:: Requirement ::
Take each line containing "before" and report it exactly as written.

Dataset listings of figures
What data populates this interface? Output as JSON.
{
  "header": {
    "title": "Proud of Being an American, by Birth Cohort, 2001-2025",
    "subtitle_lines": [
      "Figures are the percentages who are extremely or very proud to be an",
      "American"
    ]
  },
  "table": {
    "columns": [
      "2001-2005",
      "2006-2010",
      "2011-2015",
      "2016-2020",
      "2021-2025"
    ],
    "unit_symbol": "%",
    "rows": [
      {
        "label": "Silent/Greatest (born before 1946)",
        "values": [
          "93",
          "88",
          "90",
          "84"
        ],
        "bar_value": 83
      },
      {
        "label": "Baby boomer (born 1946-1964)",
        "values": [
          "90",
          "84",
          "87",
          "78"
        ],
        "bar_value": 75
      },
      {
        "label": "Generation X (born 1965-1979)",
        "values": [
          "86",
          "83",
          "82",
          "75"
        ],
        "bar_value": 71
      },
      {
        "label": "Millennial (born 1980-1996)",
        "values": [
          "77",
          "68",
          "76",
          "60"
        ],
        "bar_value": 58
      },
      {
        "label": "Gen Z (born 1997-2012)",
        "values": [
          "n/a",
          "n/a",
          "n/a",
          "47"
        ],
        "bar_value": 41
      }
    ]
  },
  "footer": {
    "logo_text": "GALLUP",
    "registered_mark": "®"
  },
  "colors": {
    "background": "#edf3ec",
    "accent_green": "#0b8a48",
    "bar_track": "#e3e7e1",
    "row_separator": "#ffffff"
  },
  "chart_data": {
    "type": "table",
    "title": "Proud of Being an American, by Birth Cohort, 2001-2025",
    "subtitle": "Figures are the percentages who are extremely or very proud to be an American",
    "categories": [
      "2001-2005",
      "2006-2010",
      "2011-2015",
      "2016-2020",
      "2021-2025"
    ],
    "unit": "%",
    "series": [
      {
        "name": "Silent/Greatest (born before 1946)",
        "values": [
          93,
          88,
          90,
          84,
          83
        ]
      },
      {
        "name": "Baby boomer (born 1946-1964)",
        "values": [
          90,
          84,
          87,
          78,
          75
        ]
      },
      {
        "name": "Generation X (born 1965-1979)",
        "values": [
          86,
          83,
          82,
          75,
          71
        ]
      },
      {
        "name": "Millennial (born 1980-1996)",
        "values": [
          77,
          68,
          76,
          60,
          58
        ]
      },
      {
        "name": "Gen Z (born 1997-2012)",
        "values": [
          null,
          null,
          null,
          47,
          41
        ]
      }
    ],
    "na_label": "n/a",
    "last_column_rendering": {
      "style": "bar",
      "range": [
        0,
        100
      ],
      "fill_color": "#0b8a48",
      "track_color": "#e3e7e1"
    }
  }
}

--

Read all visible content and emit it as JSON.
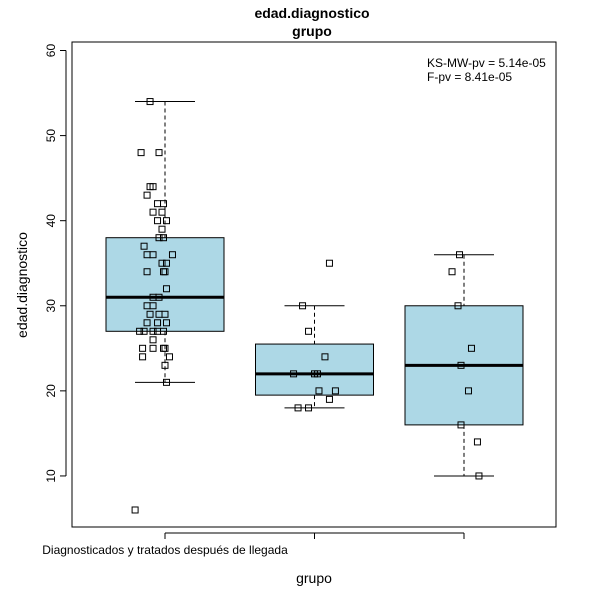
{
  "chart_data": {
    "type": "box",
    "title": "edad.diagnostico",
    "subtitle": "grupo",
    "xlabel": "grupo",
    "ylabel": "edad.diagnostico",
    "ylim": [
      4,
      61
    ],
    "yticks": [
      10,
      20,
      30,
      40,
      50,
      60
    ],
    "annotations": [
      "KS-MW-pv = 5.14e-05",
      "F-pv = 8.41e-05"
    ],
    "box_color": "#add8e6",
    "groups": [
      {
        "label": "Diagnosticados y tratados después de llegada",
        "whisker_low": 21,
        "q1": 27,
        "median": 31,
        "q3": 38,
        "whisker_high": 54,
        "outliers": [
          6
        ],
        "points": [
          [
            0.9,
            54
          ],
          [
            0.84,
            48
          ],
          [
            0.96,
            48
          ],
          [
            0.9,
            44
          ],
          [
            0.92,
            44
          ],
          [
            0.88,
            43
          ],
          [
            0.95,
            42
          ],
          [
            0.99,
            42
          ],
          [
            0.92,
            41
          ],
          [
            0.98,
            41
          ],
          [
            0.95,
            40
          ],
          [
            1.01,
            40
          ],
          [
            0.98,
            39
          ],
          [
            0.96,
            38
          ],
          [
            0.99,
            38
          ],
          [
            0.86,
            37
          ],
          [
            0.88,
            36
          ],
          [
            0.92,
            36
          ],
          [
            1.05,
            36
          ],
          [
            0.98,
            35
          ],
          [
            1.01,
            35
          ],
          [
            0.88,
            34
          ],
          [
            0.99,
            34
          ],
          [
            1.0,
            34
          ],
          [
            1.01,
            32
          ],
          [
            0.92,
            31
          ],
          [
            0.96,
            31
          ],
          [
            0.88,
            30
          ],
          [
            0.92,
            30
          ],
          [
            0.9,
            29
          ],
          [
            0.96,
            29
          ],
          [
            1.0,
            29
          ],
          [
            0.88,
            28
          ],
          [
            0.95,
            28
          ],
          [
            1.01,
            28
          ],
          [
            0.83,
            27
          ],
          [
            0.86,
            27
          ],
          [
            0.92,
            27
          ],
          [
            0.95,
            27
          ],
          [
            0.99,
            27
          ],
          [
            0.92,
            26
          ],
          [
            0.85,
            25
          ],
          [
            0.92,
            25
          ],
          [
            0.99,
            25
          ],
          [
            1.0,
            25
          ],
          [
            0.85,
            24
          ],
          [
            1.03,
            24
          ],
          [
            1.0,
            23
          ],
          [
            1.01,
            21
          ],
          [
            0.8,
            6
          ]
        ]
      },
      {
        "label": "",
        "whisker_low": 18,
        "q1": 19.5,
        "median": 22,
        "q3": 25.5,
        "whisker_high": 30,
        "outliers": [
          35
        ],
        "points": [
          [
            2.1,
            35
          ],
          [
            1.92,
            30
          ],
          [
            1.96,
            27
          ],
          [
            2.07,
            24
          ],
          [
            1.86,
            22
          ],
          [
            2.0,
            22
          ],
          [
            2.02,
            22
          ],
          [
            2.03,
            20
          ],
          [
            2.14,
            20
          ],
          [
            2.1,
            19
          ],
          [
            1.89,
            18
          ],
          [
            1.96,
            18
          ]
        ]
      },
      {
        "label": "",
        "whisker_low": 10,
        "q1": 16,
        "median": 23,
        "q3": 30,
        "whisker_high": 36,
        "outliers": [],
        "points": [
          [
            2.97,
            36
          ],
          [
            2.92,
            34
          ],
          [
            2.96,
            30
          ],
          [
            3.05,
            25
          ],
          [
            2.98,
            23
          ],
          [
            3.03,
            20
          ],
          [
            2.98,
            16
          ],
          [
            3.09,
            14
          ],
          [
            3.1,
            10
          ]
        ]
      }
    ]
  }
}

...

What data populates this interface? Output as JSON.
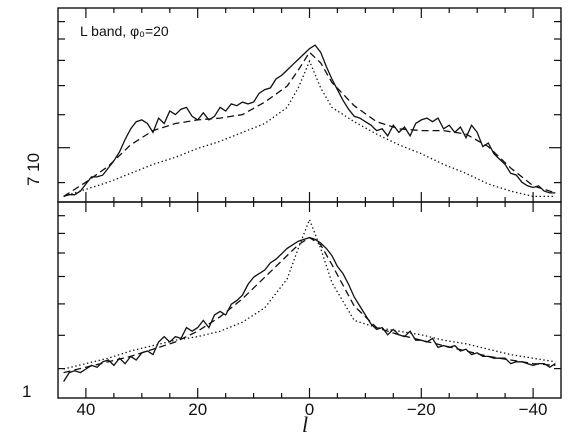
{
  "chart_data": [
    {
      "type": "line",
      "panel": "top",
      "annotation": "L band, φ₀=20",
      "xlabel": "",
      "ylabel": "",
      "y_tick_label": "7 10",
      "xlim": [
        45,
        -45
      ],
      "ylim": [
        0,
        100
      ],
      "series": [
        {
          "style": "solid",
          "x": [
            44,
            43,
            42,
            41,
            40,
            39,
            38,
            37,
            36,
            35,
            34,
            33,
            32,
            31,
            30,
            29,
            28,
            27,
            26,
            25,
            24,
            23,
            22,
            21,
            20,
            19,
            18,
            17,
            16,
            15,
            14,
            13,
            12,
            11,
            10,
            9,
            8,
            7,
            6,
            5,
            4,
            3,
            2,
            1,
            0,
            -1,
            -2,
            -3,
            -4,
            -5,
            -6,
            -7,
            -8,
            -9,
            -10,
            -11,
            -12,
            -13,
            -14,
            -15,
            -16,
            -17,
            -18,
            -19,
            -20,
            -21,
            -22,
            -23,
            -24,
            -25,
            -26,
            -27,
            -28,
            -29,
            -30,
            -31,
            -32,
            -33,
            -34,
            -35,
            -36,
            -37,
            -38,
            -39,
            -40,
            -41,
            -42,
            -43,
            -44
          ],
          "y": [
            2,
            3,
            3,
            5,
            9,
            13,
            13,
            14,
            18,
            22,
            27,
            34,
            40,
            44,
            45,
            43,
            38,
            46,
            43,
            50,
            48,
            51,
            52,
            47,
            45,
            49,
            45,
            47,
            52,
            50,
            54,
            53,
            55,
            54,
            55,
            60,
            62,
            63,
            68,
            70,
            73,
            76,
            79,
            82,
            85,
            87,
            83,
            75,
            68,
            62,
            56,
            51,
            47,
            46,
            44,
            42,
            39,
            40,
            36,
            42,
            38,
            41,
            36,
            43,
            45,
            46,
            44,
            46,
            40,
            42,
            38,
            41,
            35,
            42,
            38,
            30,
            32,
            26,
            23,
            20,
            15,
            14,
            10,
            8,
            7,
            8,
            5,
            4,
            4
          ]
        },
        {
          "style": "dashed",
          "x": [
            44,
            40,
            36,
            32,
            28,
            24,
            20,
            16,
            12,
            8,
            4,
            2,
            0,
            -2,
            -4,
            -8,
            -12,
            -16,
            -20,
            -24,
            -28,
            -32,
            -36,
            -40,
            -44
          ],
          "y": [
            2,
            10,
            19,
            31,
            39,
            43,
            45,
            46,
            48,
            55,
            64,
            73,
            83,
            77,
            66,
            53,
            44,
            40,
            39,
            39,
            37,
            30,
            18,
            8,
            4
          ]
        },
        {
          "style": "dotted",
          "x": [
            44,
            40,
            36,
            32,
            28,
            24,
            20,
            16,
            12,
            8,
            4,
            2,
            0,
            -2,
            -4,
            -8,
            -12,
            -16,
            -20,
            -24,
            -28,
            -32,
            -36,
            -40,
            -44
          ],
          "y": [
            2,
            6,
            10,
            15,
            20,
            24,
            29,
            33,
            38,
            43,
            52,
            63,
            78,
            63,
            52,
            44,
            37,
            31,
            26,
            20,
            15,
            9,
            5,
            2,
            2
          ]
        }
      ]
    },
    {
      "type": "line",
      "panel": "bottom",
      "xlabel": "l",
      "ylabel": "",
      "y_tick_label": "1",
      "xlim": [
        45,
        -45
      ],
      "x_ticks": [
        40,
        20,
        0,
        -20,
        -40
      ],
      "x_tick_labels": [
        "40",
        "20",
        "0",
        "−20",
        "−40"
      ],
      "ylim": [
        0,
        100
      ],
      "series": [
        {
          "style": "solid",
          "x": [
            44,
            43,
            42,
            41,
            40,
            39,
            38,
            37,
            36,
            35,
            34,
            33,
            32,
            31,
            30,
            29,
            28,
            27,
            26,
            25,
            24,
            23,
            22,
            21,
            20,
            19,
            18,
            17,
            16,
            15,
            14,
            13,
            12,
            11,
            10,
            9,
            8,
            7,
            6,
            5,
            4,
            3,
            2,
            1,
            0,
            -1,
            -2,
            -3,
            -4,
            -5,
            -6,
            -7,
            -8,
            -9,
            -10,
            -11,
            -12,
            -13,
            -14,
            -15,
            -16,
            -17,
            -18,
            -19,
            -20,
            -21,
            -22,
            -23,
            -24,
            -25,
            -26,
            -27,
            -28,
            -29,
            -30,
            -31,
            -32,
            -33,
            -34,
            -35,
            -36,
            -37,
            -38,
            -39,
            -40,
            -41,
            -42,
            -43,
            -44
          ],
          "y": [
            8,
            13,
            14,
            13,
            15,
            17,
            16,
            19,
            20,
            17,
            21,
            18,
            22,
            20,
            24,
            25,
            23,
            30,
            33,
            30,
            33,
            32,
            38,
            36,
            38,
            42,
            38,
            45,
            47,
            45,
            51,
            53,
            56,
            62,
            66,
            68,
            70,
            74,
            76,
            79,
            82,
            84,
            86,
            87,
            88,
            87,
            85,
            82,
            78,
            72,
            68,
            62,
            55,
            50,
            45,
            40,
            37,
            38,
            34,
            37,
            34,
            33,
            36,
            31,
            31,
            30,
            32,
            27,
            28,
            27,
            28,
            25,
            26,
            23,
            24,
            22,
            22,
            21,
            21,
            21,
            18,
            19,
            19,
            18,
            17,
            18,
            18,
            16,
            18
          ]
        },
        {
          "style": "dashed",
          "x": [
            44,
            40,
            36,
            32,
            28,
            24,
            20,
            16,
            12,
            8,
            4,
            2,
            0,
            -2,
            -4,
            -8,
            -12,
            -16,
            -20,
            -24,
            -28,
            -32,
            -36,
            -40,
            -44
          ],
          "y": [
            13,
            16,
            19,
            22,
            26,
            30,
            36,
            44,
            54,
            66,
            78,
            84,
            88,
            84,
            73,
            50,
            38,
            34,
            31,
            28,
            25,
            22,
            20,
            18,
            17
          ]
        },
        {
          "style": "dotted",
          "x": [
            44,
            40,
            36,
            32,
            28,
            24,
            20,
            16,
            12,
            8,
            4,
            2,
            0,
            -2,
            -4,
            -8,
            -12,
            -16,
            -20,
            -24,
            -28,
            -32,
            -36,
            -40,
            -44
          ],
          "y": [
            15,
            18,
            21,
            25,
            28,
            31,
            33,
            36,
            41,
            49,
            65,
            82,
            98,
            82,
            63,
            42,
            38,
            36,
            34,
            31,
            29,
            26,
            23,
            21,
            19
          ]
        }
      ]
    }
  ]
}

:: Finished answer ::
        "label": "Silent/Greatest (born before 1946)",
        "name": "Silent/Greatest (born before 1946)",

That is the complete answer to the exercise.